Copy out all of the rows below, swapping every "interactable" for "clickable" and leaving everything else unchanged.
• • • • •
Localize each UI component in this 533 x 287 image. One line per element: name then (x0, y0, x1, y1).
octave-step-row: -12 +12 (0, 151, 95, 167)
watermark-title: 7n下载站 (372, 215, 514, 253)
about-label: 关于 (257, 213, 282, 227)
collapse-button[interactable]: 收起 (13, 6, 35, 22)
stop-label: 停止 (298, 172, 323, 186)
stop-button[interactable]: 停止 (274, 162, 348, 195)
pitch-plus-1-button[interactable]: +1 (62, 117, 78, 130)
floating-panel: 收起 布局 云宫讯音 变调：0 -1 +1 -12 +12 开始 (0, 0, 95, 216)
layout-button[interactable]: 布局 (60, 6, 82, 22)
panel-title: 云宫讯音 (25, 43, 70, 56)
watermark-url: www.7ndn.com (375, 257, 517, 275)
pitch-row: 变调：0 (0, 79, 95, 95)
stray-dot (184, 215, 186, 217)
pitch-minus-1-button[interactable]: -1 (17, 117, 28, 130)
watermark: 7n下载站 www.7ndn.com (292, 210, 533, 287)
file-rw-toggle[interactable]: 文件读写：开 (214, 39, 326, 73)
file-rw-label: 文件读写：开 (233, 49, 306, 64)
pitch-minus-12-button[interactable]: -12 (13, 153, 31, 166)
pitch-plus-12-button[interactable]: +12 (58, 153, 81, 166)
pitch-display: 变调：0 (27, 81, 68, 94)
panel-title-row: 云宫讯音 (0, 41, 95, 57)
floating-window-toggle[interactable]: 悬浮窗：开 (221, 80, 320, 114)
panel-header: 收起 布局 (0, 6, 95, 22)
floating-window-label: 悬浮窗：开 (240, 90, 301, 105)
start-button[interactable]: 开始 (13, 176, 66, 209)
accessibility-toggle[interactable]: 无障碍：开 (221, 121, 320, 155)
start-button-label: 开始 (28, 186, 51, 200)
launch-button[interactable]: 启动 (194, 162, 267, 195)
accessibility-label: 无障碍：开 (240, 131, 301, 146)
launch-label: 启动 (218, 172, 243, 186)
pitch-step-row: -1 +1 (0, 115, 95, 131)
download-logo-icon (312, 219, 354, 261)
• • • • •
**ANSWER TO THE TASK**
Localize each UI component in this 533 x 287 image. One line per element: name then (x0, y0, x1, y1).
octave-step-row: -12 +12 (0, 151, 95, 167)
watermark-title: 7n下载站 (372, 215, 514, 253)
about-label: 关于 (257, 213, 282, 227)
collapse-button[clickable]: 收起 (13, 6, 35, 22)
stop-label: 停止 (298, 172, 323, 186)
stop-button[clickable]: 停止 (274, 162, 348, 195)
pitch-plus-1-button[clickable]: +1 (62, 117, 78, 130)
floating-panel: 收起 布局 云宫讯音 变调：0 -1 +1 -12 +12 开始 (0, 0, 95, 216)
layout-button[clickable]: 布局 (60, 6, 82, 22)
panel-title: 云宫讯音 (25, 43, 70, 56)
watermark-url: www.7ndn.com (375, 257, 517, 275)
pitch-row: 变调：0 (0, 79, 95, 95)
stray-dot (184, 215, 186, 217)
pitch-minus-1-button[clickable]: -1 (17, 117, 28, 130)
watermark: 7n下载站 www.7ndn.com (292, 210, 533, 287)
file-rw-toggle[clickable]: 文件读写：开 (214, 39, 326, 73)
file-rw-label: 文件读写：开 (233, 49, 306, 64)
pitch-minus-12-button[clickable]: -12 (13, 153, 31, 166)
pitch-plus-12-button[clickable]: +12 (58, 153, 81, 166)
pitch-display: 变调：0 (27, 81, 68, 94)
panel-title-row: 云宫讯音 (0, 41, 95, 57)
floating-window-toggle[clickable]: 悬浮窗：开 (221, 80, 320, 114)
panel-header: 收起 布局 (0, 6, 95, 22)
floating-window-label: 悬浮窗：开 (240, 90, 301, 105)
start-button[clickable]: 开始 (13, 176, 66, 209)
accessibility-toggle[clickable]: 无障碍：开 (221, 121, 320, 155)
start-button-label: 开始 (28, 186, 51, 200)
launch-button[clickable]: 启动 (194, 162, 267, 195)
accessibility-label: 无障碍：开 (240, 131, 301, 146)
launch-label: 启动 (218, 172, 243, 186)
pitch-step-row: -1 +1 (0, 115, 95, 131)
download-logo-icon (312, 219, 354, 261)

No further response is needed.